##### DATA EXCERPTS #####

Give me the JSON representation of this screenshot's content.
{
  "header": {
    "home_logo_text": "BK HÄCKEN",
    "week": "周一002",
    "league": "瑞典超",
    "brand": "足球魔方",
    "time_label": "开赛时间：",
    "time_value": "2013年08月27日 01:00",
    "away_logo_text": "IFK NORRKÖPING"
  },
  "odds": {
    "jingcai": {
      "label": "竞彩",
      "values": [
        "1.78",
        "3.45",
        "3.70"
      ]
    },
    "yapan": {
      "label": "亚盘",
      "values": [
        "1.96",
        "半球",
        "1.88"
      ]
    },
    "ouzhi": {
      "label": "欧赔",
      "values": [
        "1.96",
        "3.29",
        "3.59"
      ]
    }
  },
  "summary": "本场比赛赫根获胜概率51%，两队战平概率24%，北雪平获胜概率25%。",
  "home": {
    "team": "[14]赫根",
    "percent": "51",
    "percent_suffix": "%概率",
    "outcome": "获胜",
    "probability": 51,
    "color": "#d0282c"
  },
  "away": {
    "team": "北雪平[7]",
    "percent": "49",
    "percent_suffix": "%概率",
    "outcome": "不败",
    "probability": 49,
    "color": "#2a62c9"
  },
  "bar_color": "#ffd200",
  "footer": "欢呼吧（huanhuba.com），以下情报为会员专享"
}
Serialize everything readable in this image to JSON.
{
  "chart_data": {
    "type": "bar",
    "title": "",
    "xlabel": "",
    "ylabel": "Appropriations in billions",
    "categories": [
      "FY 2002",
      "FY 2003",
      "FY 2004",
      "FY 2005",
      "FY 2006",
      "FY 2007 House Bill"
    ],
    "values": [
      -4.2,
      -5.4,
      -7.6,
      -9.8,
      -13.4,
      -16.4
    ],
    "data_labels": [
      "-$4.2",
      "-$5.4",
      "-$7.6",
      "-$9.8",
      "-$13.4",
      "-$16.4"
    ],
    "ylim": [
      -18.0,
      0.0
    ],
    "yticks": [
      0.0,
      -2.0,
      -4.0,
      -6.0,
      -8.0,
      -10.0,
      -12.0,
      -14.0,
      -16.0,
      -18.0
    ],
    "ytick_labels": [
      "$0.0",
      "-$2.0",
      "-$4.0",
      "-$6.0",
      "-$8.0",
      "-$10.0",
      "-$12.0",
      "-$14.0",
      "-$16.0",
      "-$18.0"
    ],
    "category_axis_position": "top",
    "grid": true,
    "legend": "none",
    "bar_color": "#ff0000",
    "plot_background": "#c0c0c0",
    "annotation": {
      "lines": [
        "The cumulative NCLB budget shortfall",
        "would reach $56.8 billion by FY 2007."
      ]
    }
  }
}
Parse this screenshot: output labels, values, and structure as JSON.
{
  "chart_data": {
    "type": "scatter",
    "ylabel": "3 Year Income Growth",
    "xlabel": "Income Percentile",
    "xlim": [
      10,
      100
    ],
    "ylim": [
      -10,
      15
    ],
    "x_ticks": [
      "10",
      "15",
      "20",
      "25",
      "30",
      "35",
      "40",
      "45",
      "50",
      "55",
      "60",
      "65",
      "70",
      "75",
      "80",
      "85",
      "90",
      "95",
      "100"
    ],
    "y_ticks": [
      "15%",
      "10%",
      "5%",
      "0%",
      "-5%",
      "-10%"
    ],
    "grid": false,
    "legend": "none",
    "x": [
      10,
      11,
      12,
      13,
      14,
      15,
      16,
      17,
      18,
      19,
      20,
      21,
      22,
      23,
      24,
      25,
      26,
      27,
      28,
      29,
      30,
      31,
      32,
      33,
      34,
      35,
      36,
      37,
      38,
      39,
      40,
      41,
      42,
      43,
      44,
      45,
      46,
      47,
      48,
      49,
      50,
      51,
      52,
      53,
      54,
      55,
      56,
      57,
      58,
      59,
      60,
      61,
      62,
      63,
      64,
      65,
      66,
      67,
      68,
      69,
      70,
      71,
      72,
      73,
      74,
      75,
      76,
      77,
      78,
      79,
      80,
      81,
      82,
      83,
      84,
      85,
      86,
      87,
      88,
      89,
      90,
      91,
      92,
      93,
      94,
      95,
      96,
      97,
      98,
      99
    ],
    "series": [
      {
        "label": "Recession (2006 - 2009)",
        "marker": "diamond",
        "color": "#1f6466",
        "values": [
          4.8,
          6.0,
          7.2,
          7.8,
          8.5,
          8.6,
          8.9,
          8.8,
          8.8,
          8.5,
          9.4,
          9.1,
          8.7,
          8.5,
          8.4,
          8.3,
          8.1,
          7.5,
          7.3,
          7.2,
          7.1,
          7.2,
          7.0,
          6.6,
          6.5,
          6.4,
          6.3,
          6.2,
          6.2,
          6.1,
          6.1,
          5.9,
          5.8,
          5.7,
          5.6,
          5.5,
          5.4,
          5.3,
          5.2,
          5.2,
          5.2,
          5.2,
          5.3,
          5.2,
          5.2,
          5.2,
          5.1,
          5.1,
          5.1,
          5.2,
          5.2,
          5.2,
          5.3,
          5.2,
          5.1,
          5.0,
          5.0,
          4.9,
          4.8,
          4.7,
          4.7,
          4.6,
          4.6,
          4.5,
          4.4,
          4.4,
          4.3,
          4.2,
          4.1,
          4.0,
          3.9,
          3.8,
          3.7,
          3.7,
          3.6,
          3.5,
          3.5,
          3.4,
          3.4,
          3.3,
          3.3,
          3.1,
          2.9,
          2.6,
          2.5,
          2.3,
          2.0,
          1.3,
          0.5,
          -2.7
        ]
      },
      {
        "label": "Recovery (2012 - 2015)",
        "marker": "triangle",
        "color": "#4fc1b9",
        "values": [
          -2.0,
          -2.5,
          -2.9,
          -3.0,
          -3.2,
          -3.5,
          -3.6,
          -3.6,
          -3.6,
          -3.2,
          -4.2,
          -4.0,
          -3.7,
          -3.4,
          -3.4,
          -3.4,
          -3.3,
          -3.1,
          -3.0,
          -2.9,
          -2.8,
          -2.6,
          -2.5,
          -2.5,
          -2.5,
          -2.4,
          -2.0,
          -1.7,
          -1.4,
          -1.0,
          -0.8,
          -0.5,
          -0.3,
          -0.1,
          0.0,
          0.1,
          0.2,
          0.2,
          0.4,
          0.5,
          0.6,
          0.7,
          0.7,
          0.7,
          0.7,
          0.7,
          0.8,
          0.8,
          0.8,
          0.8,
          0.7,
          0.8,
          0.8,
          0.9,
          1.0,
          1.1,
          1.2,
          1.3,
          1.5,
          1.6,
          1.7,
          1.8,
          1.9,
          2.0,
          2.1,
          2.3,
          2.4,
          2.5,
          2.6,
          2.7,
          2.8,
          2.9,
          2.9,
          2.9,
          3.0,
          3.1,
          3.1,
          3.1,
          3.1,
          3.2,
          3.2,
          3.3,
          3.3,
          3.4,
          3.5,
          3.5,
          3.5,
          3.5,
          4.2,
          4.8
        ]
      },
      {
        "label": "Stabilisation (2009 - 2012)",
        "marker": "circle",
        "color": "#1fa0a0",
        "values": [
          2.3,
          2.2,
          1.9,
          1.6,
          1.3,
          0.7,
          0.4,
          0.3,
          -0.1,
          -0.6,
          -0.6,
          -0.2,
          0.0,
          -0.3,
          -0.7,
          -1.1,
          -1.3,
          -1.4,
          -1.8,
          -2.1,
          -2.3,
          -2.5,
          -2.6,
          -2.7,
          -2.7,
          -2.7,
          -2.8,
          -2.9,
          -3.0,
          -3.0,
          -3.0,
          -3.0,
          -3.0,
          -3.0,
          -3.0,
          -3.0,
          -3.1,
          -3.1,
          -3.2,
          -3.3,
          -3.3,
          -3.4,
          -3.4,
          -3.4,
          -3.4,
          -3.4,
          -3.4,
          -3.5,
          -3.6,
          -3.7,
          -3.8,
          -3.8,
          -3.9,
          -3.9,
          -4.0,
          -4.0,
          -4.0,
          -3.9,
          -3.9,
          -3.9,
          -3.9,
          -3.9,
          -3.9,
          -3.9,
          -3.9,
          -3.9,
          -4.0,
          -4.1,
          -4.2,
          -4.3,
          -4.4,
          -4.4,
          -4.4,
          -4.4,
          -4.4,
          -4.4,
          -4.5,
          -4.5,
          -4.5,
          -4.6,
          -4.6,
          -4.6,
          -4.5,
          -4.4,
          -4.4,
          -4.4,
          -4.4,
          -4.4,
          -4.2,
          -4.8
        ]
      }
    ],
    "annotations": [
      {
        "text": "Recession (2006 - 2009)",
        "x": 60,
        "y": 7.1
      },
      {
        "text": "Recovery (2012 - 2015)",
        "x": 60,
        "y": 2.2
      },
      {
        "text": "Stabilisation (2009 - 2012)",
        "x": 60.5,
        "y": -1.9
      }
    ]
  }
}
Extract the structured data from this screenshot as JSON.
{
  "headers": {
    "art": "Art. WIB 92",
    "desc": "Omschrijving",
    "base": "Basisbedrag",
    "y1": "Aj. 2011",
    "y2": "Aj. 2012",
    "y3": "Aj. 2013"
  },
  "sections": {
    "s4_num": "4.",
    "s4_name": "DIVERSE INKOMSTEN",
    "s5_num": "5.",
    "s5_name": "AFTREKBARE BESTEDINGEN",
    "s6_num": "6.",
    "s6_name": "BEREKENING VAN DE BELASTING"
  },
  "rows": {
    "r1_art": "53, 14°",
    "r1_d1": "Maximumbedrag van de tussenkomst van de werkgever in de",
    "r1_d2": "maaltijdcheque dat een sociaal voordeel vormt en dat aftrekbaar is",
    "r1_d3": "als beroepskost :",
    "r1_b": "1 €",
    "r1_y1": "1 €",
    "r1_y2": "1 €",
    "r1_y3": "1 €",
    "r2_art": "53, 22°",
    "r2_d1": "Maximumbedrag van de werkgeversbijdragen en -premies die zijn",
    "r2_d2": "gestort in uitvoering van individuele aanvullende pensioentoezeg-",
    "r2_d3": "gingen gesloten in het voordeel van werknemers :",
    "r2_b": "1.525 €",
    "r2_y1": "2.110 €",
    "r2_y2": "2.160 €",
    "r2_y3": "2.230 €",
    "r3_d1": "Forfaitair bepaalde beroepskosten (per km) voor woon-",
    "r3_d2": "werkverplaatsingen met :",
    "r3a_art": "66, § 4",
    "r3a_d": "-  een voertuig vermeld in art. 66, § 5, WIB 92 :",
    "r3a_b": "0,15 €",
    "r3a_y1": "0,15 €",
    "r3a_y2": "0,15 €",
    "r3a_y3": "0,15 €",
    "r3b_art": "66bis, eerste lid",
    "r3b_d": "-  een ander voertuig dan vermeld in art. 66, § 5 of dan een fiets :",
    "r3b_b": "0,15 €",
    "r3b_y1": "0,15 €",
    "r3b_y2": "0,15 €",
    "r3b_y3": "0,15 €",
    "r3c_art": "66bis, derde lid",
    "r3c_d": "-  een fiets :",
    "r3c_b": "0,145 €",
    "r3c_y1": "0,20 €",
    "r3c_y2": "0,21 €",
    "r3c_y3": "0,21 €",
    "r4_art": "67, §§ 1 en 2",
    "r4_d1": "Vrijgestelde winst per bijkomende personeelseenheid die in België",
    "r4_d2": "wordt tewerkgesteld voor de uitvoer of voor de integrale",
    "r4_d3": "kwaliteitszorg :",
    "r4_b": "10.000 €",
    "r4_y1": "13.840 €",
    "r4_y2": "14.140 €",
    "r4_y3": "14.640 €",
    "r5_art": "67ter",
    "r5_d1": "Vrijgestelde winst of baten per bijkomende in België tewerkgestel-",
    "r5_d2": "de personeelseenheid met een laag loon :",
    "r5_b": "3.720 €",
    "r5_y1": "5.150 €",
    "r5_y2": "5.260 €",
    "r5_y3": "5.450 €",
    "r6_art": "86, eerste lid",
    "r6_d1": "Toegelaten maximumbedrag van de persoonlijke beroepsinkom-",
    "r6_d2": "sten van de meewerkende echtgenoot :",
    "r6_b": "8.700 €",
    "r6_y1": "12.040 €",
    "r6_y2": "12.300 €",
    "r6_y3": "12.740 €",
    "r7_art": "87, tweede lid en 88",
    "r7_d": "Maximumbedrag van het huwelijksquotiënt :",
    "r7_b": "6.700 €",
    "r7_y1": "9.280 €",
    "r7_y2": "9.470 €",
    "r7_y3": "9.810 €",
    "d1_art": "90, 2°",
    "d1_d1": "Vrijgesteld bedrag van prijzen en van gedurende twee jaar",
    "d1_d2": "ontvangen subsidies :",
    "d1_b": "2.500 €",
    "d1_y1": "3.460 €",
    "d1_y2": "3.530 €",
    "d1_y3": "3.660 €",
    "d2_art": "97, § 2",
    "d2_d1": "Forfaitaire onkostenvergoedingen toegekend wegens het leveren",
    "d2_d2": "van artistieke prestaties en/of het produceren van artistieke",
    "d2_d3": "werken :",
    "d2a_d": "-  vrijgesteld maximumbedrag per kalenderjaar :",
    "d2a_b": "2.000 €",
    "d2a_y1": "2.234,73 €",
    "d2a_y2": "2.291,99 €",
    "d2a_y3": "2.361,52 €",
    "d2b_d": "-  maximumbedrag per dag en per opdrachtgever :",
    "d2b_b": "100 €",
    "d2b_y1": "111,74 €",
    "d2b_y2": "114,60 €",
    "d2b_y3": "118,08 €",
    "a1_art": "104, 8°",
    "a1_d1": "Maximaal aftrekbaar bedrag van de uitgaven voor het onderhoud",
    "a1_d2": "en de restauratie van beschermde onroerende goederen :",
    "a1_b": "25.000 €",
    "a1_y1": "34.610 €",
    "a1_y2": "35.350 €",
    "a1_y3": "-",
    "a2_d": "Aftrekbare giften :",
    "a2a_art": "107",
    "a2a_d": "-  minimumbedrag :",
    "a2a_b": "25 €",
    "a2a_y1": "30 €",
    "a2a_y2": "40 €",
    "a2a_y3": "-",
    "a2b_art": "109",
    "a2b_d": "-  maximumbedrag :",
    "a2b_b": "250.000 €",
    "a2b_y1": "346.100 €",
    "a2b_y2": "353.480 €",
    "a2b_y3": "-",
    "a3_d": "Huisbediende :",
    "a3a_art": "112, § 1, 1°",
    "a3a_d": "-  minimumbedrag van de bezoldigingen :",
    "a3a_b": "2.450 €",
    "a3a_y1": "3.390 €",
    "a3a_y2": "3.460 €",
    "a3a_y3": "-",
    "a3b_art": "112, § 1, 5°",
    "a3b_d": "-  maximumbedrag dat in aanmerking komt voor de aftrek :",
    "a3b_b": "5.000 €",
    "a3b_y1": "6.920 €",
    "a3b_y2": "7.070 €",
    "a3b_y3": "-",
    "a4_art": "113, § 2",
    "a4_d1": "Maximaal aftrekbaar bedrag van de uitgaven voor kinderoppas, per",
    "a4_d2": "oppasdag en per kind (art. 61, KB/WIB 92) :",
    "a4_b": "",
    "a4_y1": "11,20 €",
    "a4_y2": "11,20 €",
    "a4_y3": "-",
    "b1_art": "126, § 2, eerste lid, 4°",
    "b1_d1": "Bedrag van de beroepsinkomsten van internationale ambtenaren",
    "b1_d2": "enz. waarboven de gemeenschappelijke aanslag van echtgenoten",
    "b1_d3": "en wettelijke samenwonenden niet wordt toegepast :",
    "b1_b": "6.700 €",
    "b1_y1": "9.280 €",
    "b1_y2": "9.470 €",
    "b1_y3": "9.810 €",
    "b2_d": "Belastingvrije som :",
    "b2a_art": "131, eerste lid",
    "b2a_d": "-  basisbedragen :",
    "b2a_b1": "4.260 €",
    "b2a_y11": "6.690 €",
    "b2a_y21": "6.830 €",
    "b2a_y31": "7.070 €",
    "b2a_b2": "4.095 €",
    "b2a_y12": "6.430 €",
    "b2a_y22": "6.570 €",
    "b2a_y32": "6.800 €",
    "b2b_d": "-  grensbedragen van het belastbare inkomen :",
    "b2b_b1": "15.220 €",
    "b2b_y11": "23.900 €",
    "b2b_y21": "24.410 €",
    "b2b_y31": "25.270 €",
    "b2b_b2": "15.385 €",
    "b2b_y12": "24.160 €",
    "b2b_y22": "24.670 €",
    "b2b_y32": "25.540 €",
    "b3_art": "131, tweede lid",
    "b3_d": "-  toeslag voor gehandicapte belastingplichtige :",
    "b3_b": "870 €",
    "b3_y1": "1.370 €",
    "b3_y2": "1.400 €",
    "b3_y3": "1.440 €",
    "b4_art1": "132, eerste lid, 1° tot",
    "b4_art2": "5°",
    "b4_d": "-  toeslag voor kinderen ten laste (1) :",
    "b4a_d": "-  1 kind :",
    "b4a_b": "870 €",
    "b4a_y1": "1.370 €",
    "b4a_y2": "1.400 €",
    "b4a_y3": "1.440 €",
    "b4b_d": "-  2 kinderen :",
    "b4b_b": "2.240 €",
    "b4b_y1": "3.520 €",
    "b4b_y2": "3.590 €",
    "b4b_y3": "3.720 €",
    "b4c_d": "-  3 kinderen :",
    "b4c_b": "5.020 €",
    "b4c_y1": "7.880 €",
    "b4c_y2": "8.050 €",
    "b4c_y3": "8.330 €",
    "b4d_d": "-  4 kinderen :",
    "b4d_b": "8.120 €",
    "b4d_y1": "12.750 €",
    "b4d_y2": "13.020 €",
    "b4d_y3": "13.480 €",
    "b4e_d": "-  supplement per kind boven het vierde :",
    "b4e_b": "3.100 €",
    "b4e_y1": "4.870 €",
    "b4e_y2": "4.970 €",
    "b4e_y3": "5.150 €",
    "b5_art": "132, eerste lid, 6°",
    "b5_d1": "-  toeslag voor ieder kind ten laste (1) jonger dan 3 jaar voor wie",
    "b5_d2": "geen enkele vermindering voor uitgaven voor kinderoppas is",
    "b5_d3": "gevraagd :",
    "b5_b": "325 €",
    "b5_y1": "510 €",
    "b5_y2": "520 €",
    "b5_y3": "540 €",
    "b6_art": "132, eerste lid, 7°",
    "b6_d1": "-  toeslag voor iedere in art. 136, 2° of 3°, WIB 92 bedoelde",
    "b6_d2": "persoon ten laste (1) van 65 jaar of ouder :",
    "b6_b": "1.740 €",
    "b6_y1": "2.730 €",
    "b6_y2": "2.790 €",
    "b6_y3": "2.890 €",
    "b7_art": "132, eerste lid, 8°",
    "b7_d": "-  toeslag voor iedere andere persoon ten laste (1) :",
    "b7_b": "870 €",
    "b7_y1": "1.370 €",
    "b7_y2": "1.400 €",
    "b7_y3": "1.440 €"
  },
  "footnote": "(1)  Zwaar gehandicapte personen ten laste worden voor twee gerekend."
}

#####

● **WHAT THE EXERCISE ASKS**
Lines that hold "personeelseenheid" are the ones to copy; find all of them.

● **FINAL RESULT**
    "r4_d1": "Vrijgestelde winst per bijkomende personeelseenheid die in België",
    "r5_d2": "de personeelseenheid met een laag loon :",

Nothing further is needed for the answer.